> **Objective**
Copy out the whole listing below word for word, without changing any line or character.

> **Data shown**
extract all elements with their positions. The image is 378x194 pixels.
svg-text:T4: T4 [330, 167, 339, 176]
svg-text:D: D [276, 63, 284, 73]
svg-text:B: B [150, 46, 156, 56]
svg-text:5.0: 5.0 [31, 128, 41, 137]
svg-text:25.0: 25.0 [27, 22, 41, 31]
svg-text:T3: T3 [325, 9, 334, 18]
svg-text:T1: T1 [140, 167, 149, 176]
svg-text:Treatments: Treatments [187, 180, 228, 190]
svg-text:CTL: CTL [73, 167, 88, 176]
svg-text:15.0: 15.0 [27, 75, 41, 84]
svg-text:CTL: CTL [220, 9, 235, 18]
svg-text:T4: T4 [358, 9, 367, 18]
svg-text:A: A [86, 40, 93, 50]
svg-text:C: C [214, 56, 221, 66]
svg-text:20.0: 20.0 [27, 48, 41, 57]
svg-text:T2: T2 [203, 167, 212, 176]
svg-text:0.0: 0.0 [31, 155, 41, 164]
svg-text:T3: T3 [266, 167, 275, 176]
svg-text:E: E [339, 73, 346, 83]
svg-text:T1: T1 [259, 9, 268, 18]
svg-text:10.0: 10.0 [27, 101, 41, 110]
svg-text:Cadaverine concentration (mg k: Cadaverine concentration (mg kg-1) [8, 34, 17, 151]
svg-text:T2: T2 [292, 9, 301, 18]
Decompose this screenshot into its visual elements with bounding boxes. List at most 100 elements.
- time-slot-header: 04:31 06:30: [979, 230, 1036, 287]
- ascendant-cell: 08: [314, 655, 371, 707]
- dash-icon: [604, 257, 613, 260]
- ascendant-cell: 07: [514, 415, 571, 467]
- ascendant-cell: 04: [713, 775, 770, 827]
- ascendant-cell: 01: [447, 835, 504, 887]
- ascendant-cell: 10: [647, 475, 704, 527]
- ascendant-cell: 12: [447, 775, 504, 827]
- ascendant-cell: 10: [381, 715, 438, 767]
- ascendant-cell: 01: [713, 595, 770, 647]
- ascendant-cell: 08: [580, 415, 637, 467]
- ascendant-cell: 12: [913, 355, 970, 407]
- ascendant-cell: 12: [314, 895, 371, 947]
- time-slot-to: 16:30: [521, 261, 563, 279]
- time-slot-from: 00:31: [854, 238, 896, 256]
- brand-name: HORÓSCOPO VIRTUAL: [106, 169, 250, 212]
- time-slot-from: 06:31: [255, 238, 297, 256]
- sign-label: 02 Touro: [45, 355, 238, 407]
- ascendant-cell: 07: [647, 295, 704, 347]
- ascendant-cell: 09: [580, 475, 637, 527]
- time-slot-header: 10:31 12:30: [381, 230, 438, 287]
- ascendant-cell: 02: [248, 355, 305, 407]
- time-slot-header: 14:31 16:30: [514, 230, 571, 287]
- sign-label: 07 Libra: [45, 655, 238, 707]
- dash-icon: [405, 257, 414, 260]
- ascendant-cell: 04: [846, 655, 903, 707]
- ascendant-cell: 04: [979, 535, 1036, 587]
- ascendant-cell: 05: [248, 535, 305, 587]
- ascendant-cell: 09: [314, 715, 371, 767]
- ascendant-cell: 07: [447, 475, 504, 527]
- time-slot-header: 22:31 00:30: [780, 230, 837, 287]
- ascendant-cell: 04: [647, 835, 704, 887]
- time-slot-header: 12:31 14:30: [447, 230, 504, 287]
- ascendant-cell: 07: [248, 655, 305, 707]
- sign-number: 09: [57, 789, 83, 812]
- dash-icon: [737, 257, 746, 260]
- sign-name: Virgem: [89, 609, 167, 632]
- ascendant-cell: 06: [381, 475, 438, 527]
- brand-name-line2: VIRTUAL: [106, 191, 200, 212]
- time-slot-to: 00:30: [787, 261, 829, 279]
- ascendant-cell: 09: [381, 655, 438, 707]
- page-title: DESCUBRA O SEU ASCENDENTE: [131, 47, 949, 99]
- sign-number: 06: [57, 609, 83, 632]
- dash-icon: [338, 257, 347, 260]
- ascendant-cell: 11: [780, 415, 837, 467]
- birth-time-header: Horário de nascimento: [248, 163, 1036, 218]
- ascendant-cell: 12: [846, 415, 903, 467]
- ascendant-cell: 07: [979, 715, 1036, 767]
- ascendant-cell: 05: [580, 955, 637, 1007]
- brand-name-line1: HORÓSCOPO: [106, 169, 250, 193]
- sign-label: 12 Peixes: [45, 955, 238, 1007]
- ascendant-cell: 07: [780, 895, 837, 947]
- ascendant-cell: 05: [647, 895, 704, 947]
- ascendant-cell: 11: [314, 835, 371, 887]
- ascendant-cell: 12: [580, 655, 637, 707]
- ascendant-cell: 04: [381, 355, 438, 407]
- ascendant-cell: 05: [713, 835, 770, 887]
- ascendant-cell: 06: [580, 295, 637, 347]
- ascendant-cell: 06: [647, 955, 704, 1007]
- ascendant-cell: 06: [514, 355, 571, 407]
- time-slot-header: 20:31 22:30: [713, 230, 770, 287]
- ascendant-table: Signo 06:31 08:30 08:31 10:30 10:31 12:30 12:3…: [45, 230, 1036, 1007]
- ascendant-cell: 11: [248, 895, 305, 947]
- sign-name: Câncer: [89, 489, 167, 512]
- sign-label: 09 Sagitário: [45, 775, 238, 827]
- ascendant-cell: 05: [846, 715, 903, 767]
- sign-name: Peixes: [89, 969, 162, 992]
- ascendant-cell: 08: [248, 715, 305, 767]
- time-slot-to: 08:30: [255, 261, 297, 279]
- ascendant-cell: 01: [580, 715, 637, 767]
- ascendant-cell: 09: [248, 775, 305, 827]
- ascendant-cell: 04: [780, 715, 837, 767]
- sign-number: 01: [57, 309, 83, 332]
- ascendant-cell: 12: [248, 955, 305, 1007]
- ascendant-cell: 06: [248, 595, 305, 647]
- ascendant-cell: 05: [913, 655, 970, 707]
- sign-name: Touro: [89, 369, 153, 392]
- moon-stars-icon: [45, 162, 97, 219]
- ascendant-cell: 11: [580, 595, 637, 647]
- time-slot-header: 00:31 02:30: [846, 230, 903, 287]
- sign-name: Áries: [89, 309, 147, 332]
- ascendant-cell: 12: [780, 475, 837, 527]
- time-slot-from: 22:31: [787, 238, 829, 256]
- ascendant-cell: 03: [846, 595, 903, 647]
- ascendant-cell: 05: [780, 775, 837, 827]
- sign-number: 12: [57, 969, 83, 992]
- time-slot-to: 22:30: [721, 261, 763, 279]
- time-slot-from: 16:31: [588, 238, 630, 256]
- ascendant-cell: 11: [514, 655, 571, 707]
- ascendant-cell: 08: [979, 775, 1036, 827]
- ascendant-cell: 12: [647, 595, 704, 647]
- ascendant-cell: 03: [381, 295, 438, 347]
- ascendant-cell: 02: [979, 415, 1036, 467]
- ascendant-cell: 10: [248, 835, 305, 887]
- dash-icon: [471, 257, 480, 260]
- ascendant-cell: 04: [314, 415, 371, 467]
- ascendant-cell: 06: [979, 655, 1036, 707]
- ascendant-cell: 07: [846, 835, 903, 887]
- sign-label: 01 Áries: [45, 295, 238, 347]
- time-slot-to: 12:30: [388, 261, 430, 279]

> **Solved exercise**
extract all elements with their positions. The image is 378x194 pixels.
svg-text:T4: T4 [330, 167, 339, 176]
svg-text:D: D [276, 63, 284, 73]
svg-text:B: B [150, 46, 156, 56]
svg-text:5.0: 5.0 [31, 128, 41, 137]
svg-text:25.0: 25.0 [27, 22, 41, 31]
svg-text:T3: T3 [325, 9, 334, 18]
svg-text:T1: T1 [140, 167, 149, 176]
svg-text:Treatments: Treatments [187, 180, 228, 190]
svg-text:CTL: CTL [73, 167, 88, 176]
svg-text:15.0: 15.0 [27, 75, 41, 84]
svg-text:CTL: CTL [220, 9, 235, 18]
svg-text:T4: T4 [358, 9, 367, 18]
svg-text:A: A [86, 40, 93, 50]
svg-text:C: C [214, 56, 221, 66]
svg-text:20.0: 20.0 [27, 48, 41, 57]
svg-text:T2: T2 [203, 167, 212, 176]
svg-text:0.0: 0.0 [31, 155, 41, 164]
svg-text:T3: T3 [266, 167, 275, 176]
svg-text:E: E [339, 73, 346, 83]
svg-text:T1: T1 [259, 9, 268, 18]
svg-text:10.0: 10.0 [27, 101, 41, 110]
svg-text:Cadaverine concentration (mg k: Cadaverine concentration (mg kg-1) [8, 34, 17, 151]
svg-text:T2: T2 [292, 9, 301, 18]
Decompose this screenshot into its visual elements with bounding boxes. List at most 100 elements.
- time-slot-header: 04:31 06:30: [979, 230, 1036, 287]
- ascendant-cell: 08: [314, 655, 371, 707]
- dash-icon: [604, 257, 613, 260]
- ascendant-cell: 07: [514, 415, 571, 467]
- ascendant-cell: 04: [713, 775, 770, 827]
- ascendant-cell: 01: [447, 835, 504, 887]
- ascendant-cell: 10: [647, 475, 704, 527]
- ascendant-cell: 12: [447, 775, 504, 827]
- ascendant-cell: 10: [381, 715, 438, 767]
- ascendant-cell: 01: [713, 595, 770, 647]
- ascendant-cell: 08: [580, 415, 637, 467]
- ascendant-cell: 12: [913, 355, 970, 407]
- ascendant-cell: 12: [314, 895, 371, 947]
- time-slot-to: 16:30: [521, 261, 563, 279]
- time-slot-from: 00:31: [854, 238, 896, 256]
- brand-name: HORÓSCOPO VIRTUAL: [106, 169, 250, 212]
- time-slot-from: 06:31: [255, 238, 297, 256]
- sign-label: 02 Touro: [45, 355, 238, 407]
- ascendant-cell: 07: [647, 295, 704, 347]
- ascendant-cell: 09: [580, 475, 637, 527]
- time-slot-header: 10:31 12:30: [381, 230, 438, 287]
- ascendant-cell: 02: [248, 355, 305, 407]
- time-slot-header: 14:31 16:30: [514, 230, 571, 287]
- sign-label: 07 Libra: [45, 655, 238, 707]
- dash-icon: [405, 257, 414, 260]
- ascendant-cell: 04: [846, 655, 903, 707]
- ascendant-cell: 04: [979, 535, 1036, 587]
- ascendant-cell: 05: [248, 535, 305, 587]
- ascendant-cell: 09: [314, 715, 371, 767]
- ascendant-cell: 07: [447, 475, 504, 527]
- time-slot-header: 22:31 00:30: [780, 230, 837, 287]
- ascendant-cell: 04: [647, 835, 704, 887]
- time-slot-header: 12:31 14:30: [447, 230, 504, 287]
- ascendant-cell: 07: [248, 655, 305, 707]
- sign-number: 09: [57, 789, 83, 812]
- dash-icon: [737, 257, 746, 260]
- sign-name: Virgem: [89, 609, 167, 632]
- ascendant-cell: 06: [381, 475, 438, 527]
- brand-name-line2: VIRTUAL: [106, 191, 200, 212]
- time-slot-to: 00:30: [787, 261, 829, 279]
- ascendant-cell: 09: [381, 655, 438, 707]
- page-title: DESCUBRA O SEU ASCENDENTE: [131, 47, 949, 99]
- sign-number: 06: [57, 609, 83, 632]
- dash-icon: [338, 257, 347, 260]
- ascendant-cell: 11: [780, 415, 837, 467]
- birth-time-header: Horário de nascimento: [248, 163, 1036, 218]
- ascendant-cell: 12: [846, 415, 903, 467]
- ascendant-cell: 07: [979, 715, 1036, 767]
- ascendant-cell: 05: [580, 955, 637, 1007]
- brand-name-line1: HORÓSCOPO: [106, 169, 250, 193]
- sign-label: 12 Peixes: [45, 955, 238, 1007]
- ascendant-cell: 07: [780, 895, 837, 947]
- ascendant-cell: 05: [647, 895, 704, 947]
- ascendant-cell: 11: [314, 835, 371, 887]
- ascendant-cell: 12: [580, 655, 637, 707]
- ascendant-cell: 04: [381, 355, 438, 407]
- ascendant-cell: 05: [713, 835, 770, 887]
- ascendant-cell: 06: [580, 295, 637, 347]
- ascendant-cell: 06: [647, 955, 704, 1007]
- ascendant-cell: 06: [514, 355, 571, 407]
- time-slot-header: 20:31 22:30: [713, 230, 770, 287]
- ascendant-table: Signo 06:31 08:30 08:31 10:30 10:31 12:30 12:3…: [45, 230, 1036, 1007]
- ascendant-cell: 11: [248, 895, 305, 947]
- sign-name: Câncer: [89, 489, 167, 512]
- sign-label: 09 Sagitário: [45, 775, 238, 827]
- ascendant-cell: 05: [846, 715, 903, 767]
- sign-name: Peixes: [89, 969, 162, 992]
- ascendant-cell: 08: [248, 715, 305, 767]
- time-slot-to: 08:30: [255, 261, 297, 279]
- ascendant-cell: 01: [580, 715, 637, 767]
- ascendant-cell: 09: [248, 775, 305, 827]
- ascendant-cell: 04: [780, 715, 837, 767]
- sign-number: 01: [57, 309, 83, 332]
- ascendant-cell: 12: [248, 955, 305, 1007]
- ascendant-cell: 06: [248, 595, 305, 647]
- ascendant-cell: 05: [913, 655, 970, 707]
- sign-name: Touro: [89, 369, 153, 392]
- moon-stars-icon: [45, 162, 97, 219]
- ascendant-cell: 11: [580, 595, 637, 647]
- time-slot-header: 00:31 02:30: [846, 230, 903, 287]
- sign-name: Áries: [89, 309, 147, 332]
- ascendant-cell: 12: [780, 475, 837, 527]
- time-slot-from: 22:31: [787, 238, 829, 256]
- ascendant-cell: 03: [846, 595, 903, 647]
- ascendant-cell: 05: [780, 775, 837, 827]
- sign-number: 12: [57, 969, 83, 992]
- time-slot-to: 22:30: [721, 261, 763, 279]
- time-slot-from: 16:31: [588, 238, 630, 256]
- ascendant-cell: 11: [514, 655, 571, 707]
- ascendant-cell: 08: [979, 775, 1036, 827]
- ascendant-cell: 12: [647, 595, 704, 647]
- ascendant-cell: 03: [381, 295, 438, 347]
- ascendant-cell: 02: [979, 415, 1036, 467]
- ascendant-cell: 10: [248, 835, 305, 887]
- dash-icon: [471, 257, 480, 260]
- ascendant-cell: 04: [314, 415, 371, 467]
- ascendant-cell: 06: [979, 655, 1036, 707]
- ascendant-cell: 07: [846, 835, 903, 887]
- sign-label: 01 Áries: [45, 295, 238, 347]
- time-slot-to: 12:30: [388, 261, 430, 279]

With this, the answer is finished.